SET EXERCISE. Below are entries; tally how many lines hold the string "this" and answer with only that figure.

INFORMATION GIVEN.
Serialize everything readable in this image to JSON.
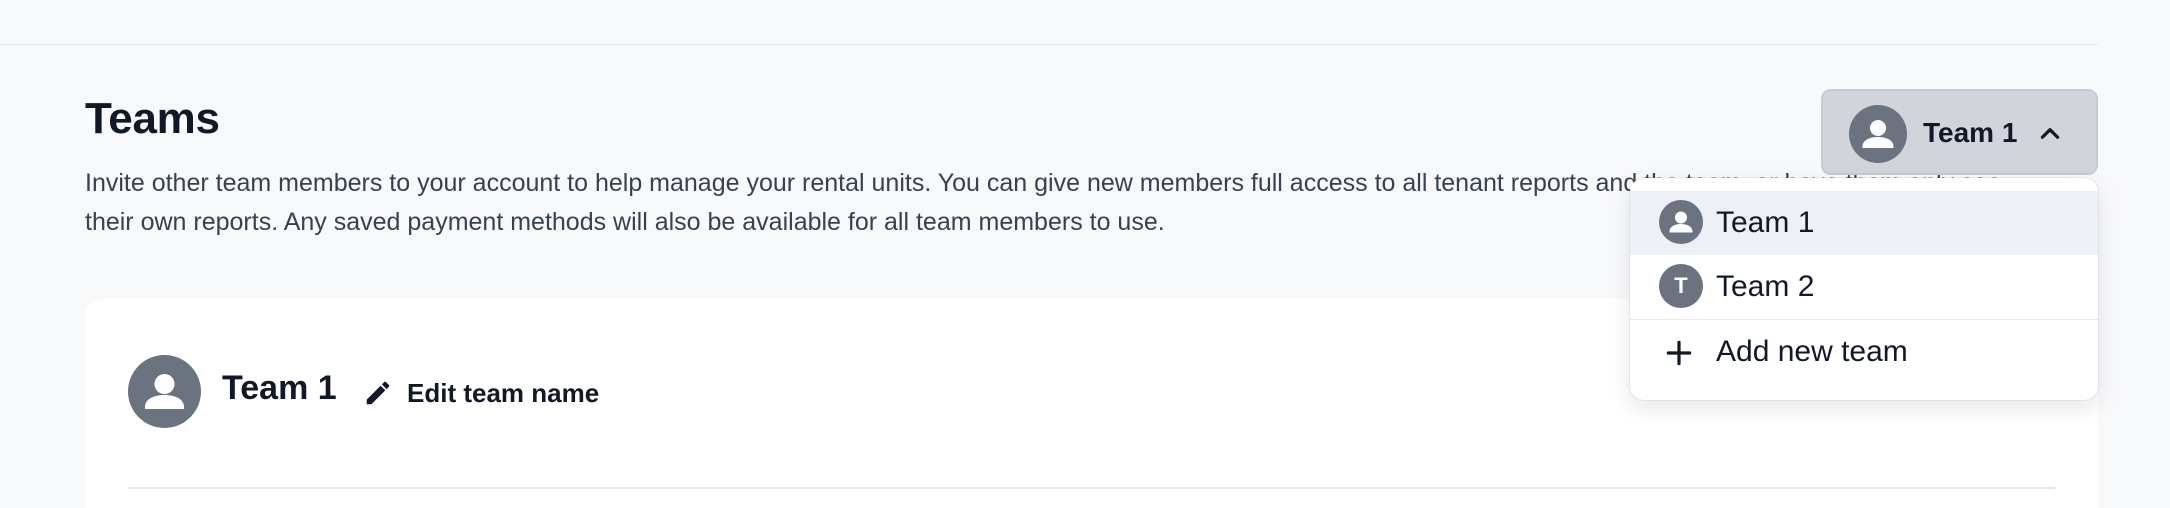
{
  "page": {
    "title": "Teams",
    "description": "Invite other team members to your account to help manage your rental units. You can give new members full access to all tenant reports and the team, or have them only see their own reports. Any saved payment methods will also be available for all team members to use."
  },
  "team_card": {
    "team_name": "Team 1",
    "edit_label": "Edit team name",
    "avatar_icon": "user-icon"
  },
  "team_selector": {
    "selected": "Team 1",
    "avatar_icon": "user-icon",
    "chevron_icon": "chevron-up-icon",
    "expanded": true
  },
  "dropdown": {
    "items": [
      {
        "label": "Team 1",
        "icon": "user-icon",
        "active": true
      },
      {
        "label": "Team 2",
        "icon": "letter-avatar",
        "letter": "T",
        "active": false
      }
    ],
    "add_label": "Add new team",
    "add_icon": "plus-icon"
  },
  "colors": {
    "background": "#f8f9fb",
    "avatar": "#6b7280",
    "selector_bg": "#d1d5db",
    "active_item": "#eef0f7"
  }
}
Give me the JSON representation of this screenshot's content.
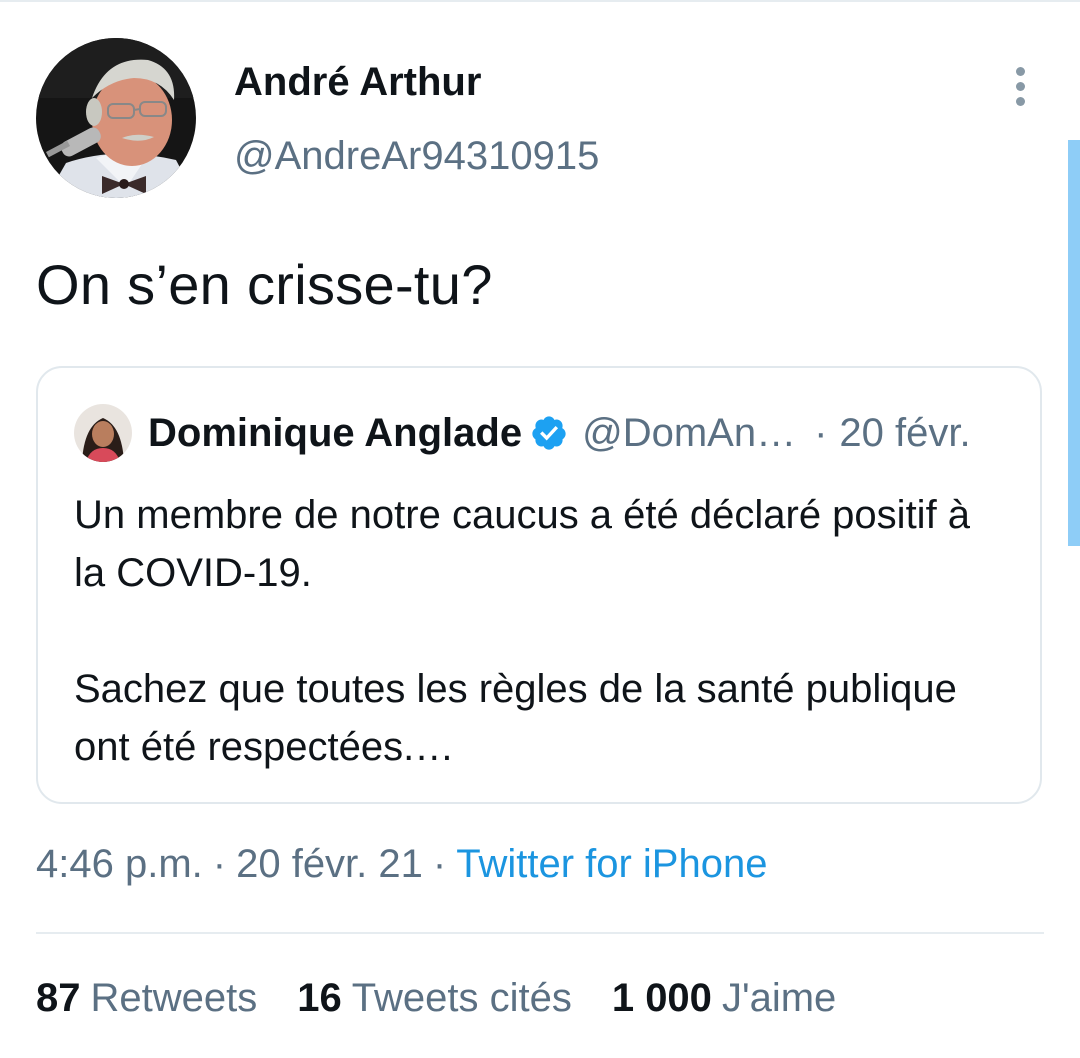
{
  "tweet": {
    "author": {
      "name": "André Arthur",
      "handle": "@AndreAr94310915"
    },
    "text": "On s’en crisse-tu?",
    "quoted": {
      "name": "Dominique Anglade",
      "verified": true,
      "handle": "@DomAn…",
      "separator": "·",
      "date": "20 févr.",
      "paragraphs": [
        "Un membre de notre caucus a été déclaré positif à la COVID-19.",
        "Sachez que toutes les règles de la santé publique ont été respectées.…"
      ]
    },
    "meta": {
      "time": "4:46 p.m.",
      "separator": "·",
      "date": "20 févr. 21",
      "source": "Twitter for iPhone"
    },
    "stats": {
      "retweets": {
        "count": "87",
        "label": "Retweets"
      },
      "quotes": {
        "count": "16",
        "label": "Tweets cités"
      },
      "likes": {
        "count": "1 000",
        "label": "J'aime"
      }
    }
  },
  "colors": {
    "text": "#0f1419",
    "secondary": "#5b7083",
    "link": "#1b95e0",
    "verified": "#1da1f2",
    "border": "#e1e8ed"
  },
  "icons": {
    "more": "more-vertical-icon",
    "verified": "verified-badge-icon"
  }
}
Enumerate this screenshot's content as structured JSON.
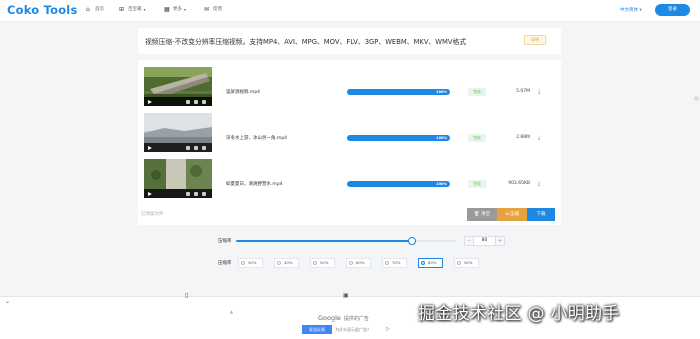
{
  "header": {
    "logo": "Coko Tools",
    "nav": [
      {
        "icon": "home-icon",
        "label": "首页"
      },
      {
        "icon": "toolbox-icon",
        "label": "百宝箱"
      },
      {
        "icon": "grid-icon",
        "label": "更多"
      },
      {
        "icon": "feedback-icon",
        "label": "反馈"
      }
    ],
    "language": "中文简体 ▾",
    "login": "登录"
  },
  "intro": {
    "text": "视频压缩-不改变分辨率压缩视频。支持MP4、AVI、MPG、MOV、FLV、3GP、WEBM、MKV、WMV格式",
    "badge": "说明"
  },
  "files": [
    {
      "name": "竖屏源视频.mp4",
      "progress_percent": 100,
      "progress_label": "100%",
      "status": "完成",
      "size": "5.07M"
    },
    {
      "name": "深冬水上游，冰山另一角.mp4",
      "progress_percent": 100,
      "progress_label": "100%",
      "status": "完成",
      "size": "2.88M"
    },
    {
      "name": "如夏夏日，清爽野营水.mp4",
      "progress_percent": 100,
      "progress_label": "100%",
      "status": "完成",
      "size": "903.65KB"
    }
  ],
  "list_footer": {
    "label": "已添加文件",
    "clear": "清空",
    "compress": "压缩",
    "download": "下载"
  },
  "compress_ratio": {
    "label": "压缩率",
    "value": "80",
    "level_fraction": 0.8
  },
  "presets": {
    "label": "压缩率",
    "options": [
      "30%",
      "40%",
      "50%",
      "60%",
      "70%",
      "80%",
      "90%"
    ],
    "selected_index": 5
  },
  "ad": {
    "small_label": "▲",
    "google": "Google",
    "google_suffix": "提供的广告",
    "feedback_button": "发送反馈",
    "why": "为什么显示此广告？"
  },
  "watermark": "掘金技术社区 @ 小明助手",
  "colors": {
    "accent": "#1e88e5",
    "warning": "#e6a23c",
    "success_bg": "#e8f5e9",
    "success_text": "#6abf69"
  }
}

TASK OUTPUT. 3